Figure collection entries
[start]

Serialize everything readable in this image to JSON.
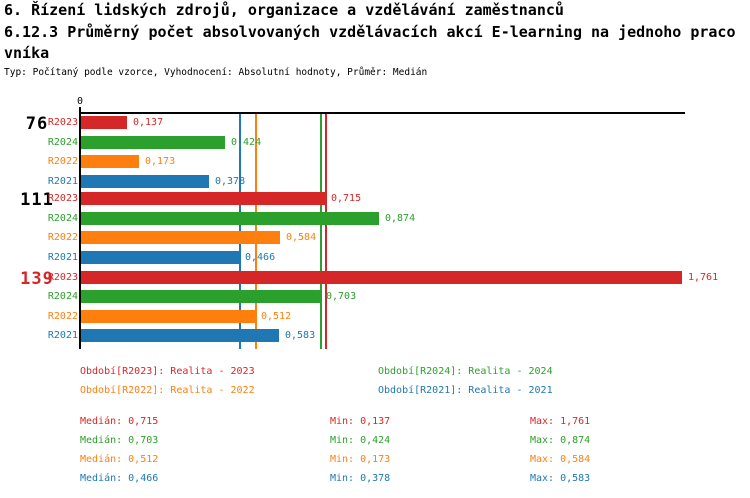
{
  "header": {
    "title_line1": "6. Řízení lidských zdrojů, organizace a vzdělávání zaměstnanců",
    "title_line2": "6.12.3 Průměrný počet absolvovaných vzdělávacích akcí E-learning na jednoho praco",
    "title_line3": "vníka",
    "subtitle": "Typ: Počítaný podle vzorce, Vyhodnocení: Absolutní hodnoty, Průměr: Medián"
  },
  "colors": {
    "R2023": "#d62728",
    "R2024": "#2ca02c",
    "R2022": "#ff7f0e",
    "R2021": "#1f77b4",
    "axis": "#000000",
    "group_label_default": "#000000",
    "group_label_alert": "#d62728"
  },
  "chart_data": {
    "type": "bar",
    "orientation": "horizontal",
    "x_axis": {
      "min": 0,
      "tick_labels": [
        "0"
      ],
      "approx_max_units": 1.77
    },
    "categories": [
      "76",
      "111",
      "139"
    ],
    "series_order": [
      "R2023",
      "R2024",
      "R2022",
      "R2021"
    ],
    "groups": [
      {
        "label": "76",
        "label_color": "#000000",
        "bars": [
          {
            "series": "R2023",
            "value": 0.137,
            "display": "0,137"
          },
          {
            "series": "R2024",
            "value": 0.424,
            "display": "0,424"
          },
          {
            "series": "R2022",
            "value": 0.173,
            "display": "0,173"
          },
          {
            "series": "R2021",
            "value": 0.378,
            "display": "0,378"
          }
        ]
      },
      {
        "label": "111",
        "label_color": "#000000",
        "bars": [
          {
            "series": "R2023",
            "value": 0.715,
            "display": "0,715"
          },
          {
            "series": "R2024",
            "value": 0.874,
            "display": "0,874"
          },
          {
            "series": "R2022",
            "value": 0.584,
            "display": "0,584"
          },
          {
            "series": "R2021",
            "value": 0.466,
            "display": "0,466"
          }
        ]
      },
      {
        "label": "139",
        "label_color": "#d62728",
        "bars": [
          {
            "series": "R2023",
            "value": 1.761,
            "display": "1,761"
          },
          {
            "series": "R2024",
            "value": 0.703,
            "display": "0,703"
          },
          {
            "series": "R2022",
            "value": 0.512,
            "display": "0,512"
          },
          {
            "series": "R2021",
            "value": 0.583,
            "display": "0,583"
          }
        ]
      }
    ],
    "median_lines": [
      {
        "series": "R2021",
        "value": 0.466
      },
      {
        "series": "R2022",
        "value": 0.512
      },
      {
        "series": "R2024",
        "value": 0.703
      },
      {
        "series": "R2023",
        "value": 0.715
      }
    ]
  },
  "legend": {
    "items": [
      {
        "series": "R2023",
        "text": "Období[R2023]: Realita - 2023"
      },
      {
        "series": "R2024",
        "text": "Období[R2024]: Realita - 2024"
      },
      {
        "series": "R2022",
        "text": "Období[R2022]: Realita - 2022"
      },
      {
        "series": "R2021",
        "text": "Období[R2021]: Realita - 2021"
      }
    ]
  },
  "stats": {
    "labels": {
      "median": "Medián:",
      "min": "Min:",
      "max": "Max:"
    },
    "rows": [
      {
        "series": "R2023",
        "median": "0,715",
        "min": "0,137",
        "max": "1,761"
      },
      {
        "series": "R2024",
        "median": "0,703",
        "min": "0,424",
        "max": "0,874"
      },
      {
        "series": "R2022",
        "median": "0,512",
        "min": "0,173",
        "max": "0,584"
      },
      {
        "series": "R2021",
        "median": "0,466",
        "min": "0,378",
        "max": "0,583"
      }
    ]
  }
}
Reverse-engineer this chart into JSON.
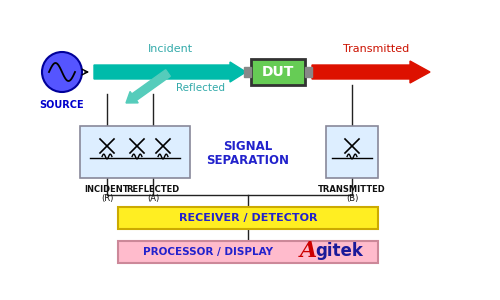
{
  "bg_color": "#ffffff",
  "source_circle_color": "#5555ff",
  "source_circle_edge": "#000099",
  "dut_box_color": "#66cc55",
  "dut_box_edge": "#333333",
  "incident_arrow_color": "#00bbaa",
  "transmitted_arrow_color": "#dd1100",
  "reflected_arrow_color": "#55ccbb",
  "signal_sep_box_color": "#ddeeff",
  "signal_sep_box_edge": "#888899",
  "receiver_box_color": "#ffee22",
  "receiver_box_edge": "#ccaa00",
  "processor_box_color": "#ffbbcc",
  "processor_box_edge": "#cc8899",
  "source_label": "SOURCE",
  "dut_label": "DUT",
  "incident_label": "Incident",
  "reflected_label": "Reflected",
  "transmitted_label": "Transmitted",
  "signal_sep_label1": "SIGNAL",
  "signal_sep_label2": "SEPARATION",
  "incident_port_label1": "INCIDENT",
  "incident_port_label2": "(R)",
  "reflected_port_label1": "REFLECTED",
  "reflected_port_label2": "(A)",
  "transmitted_port_label1": "TRANSMITTED",
  "transmitted_port_label2": "(B)",
  "receiver_label": "RECEIVER / DETECTOR",
  "processor_label": "PROCESSOR / DISPLAY",
  "source_label_color": "#0000cc",
  "incident_label_color": "#33aaaa",
  "reflected_label_color": "#33aaaa",
  "transmitted_label_color": "#cc1100",
  "signal_sep_label_color": "#2222cc",
  "port_label_color": "#111111",
  "receiver_label_color": "#2222cc",
  "processor_label_color": "#2222cc",
  "agitek_A_color": "#cc0000",
  "agitek_rest_color": "#1a1a99",
  "connector_color": "#888888",
  "line_color": "#222222"
}
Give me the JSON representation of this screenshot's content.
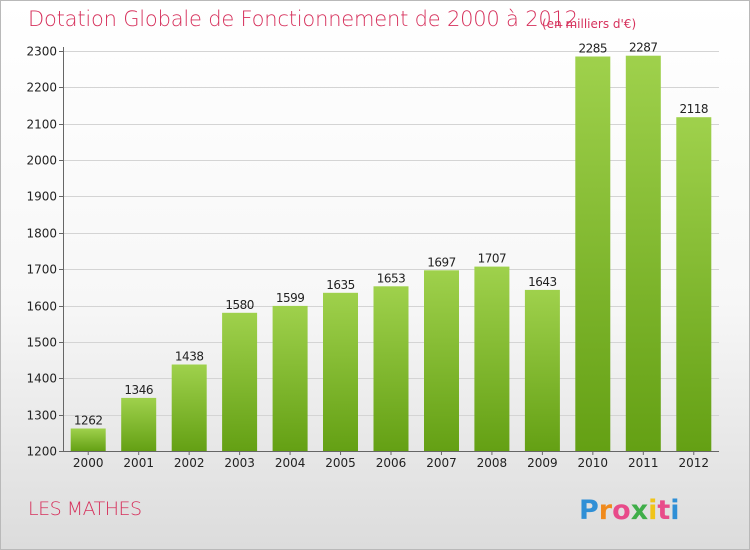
{
  "title": "Dotation Globale de Fonctionnement de 2000 à 2012",
  "unit_note": "(en milliers d'€)",
  "commune": "LES MATHES",
  "brand": "Proxiti",
  "colors": {
    "title": "#d6315c",
    "bar_top": "#9fd14c",
    "bar_bottom": "#64a014",
    "grid": "#d4d4d4"
  },
  "chart_data": {
    "type": "bar",
    "title": "Dotation Globale de Fonctionnement de 2000 à 2012",
    "subtitle": "(en milliers d'€)",
    "categories": [
      "2000",
      "2001",
      "2002",
      "2003",
      "2004",
      "2005",
      "2006",
      "2007",
      "2008",
      "2009",
      "2010",
      "2011",
      "2012"
    ],
    "values": [
      1262,
      1346,
      1438,
      1580,
      1599,
      1635,
      1653,
      1697,
      1707,
      1643,
      2285,
      2287,
      2118
    ],
    "ylim": [
      1200,
      2300
    ],
    "yticks": [
      1200,
      1300,
      1400,
      1500,
      1600,
      1700,
      1800,
      1900,
      2000,
      2100,
      2200,
      2300
    ],
    "grid": true,
    "data_labels": true
  }
}
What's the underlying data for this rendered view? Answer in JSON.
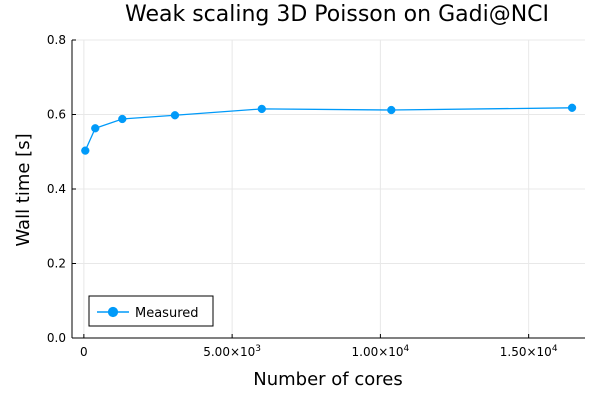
{
  "chart_data": {
    "type": "line",
    "title": "Weak scaling 3D Poisson on Gadi@NCI",
    "xlabel": "Number of cores",
    "ylabel": "Wall time [s]",
    "xlim": [
      -400,
      16900
    ],
    "ylim": [
      0,
      0.8
    ],
    "x_ticks": [
      {
        "value": 0,
        "label": "0"
      },
      {
        "value": 5000,
        "mantissa": "5.00×10",
        "exponent": "3"
      },
      {
        "value": 10000,
        "mantissa": "1.00×10",
        "exponent": "4"
      },
      {
        "value": 15000,
        "mantissa": "1.50×10",
        "exponent": "4"
      }
    ],
    "y_ticks": [
      {
        "value": 0.0,
        "label": "0.0"
      },
      {
        "value": 0.2,
        "label": "0.2"
      },
      {
        "value": 0.4,
        "label": "0.4"
      },
      {
        "value": 0.6,
        "label": "0.6"
      },
      {
        "value": 0.8,
        "label": "0.8"
      }
    ],
    "grid": true,
    "legend_position": "bottom-left",
    "series": [
      {
        "name": "Measured",
        "color": "#009af9",
        "marker": "circle",
        "x": [
          48,
          384,
          1296,
          3072,
          6000,
          10368,
          16464
        ],
        "y": [
          0.503,
          0.563,
          0.588,
          0.598,
          0.615,
          0.612,
          0.618
        ]
      }
    ]
  }
}
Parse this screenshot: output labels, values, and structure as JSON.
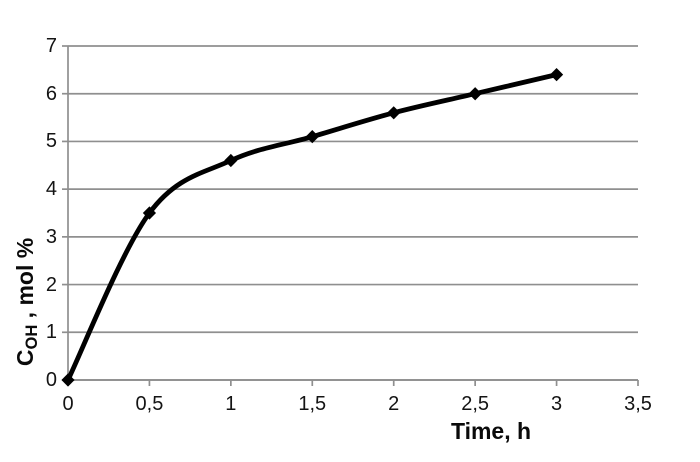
{
  "chart_data": {
    "type": "line",
    "title": "",
    "xlabel": "Time, h",
    "ylabel": "C_OH , mol %",
    "ylabel_parts": {
      "main": "C",
      "sub": "OH",
      "rest": " , mol %"
    },
    "x": [
      0,
      0.5,
      1,
      1.5,
      2,
      2.5,
      3
    ],
    "series": [
      {
        "name": "C_OH",
        "values": [
          0,
          3.5,
          4.6,
          5.1,
          5.6,
          6.0,
          6.4
        ]
      }
    ],
    "xlim": [
      0,
      3.5
    ],
    "ylim": [
      0,
      7
    ],
    "x_ticks": [
      {
        "v": 0,
        "label": "0"
      },
      {
        "v": 0.5,
        "label": "0,5"
      },
      {
        "v": 1,
        "label": "1"
      },
      {
        "v": 1.5,
        "label": "1,5"
      },
      {
        "v": 2,
        "label": "2"
      },
      {
        "v": 2.5,
        "label": "2,5"
      },
      {
        "v": 3,
        "label": "3"
      },
      {
        "v": 3.5,
        "label": "3,5"
      }
    ],
    "y_ticks": [
      {
        "v": 0,
        "label": "0"
      },
      {
        "v": 1,
        "label": "1"
      },
      {
        "v": 2,
        "label": "2"
      },
      {
        "v": 3,
        "label": "3"
      },
      {
        "v": 4,
        "label": "4"
      },
      {
        "v": 5,
        "label": "5"
      },
      {
        "v": 6,
        "label": "6"
      },
      {
        "v": 7,
        "label": "7"
      }
    ],
    "grid": "horizontal",
    "legend": "none",
    "smooth": true,
    "marker": "diamond",
    "line_color": "#000000",
    "marker_color": "#000000",
    "grid_color": "#8f8f8f",
    "axis_color": "#8f8f8f",
    "text_color": "#141414"
  }
}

[end]

# WORK INSTRUCTIONS
Show each line in the entries that holds the string "Dotation".

# WRITTEN SOLUTION
  "title": "Dotation Globale de Fonctionnement de 2000 à 2012",
    "title": "Dotation Globale de Fonctionnement de 2000 à 2012",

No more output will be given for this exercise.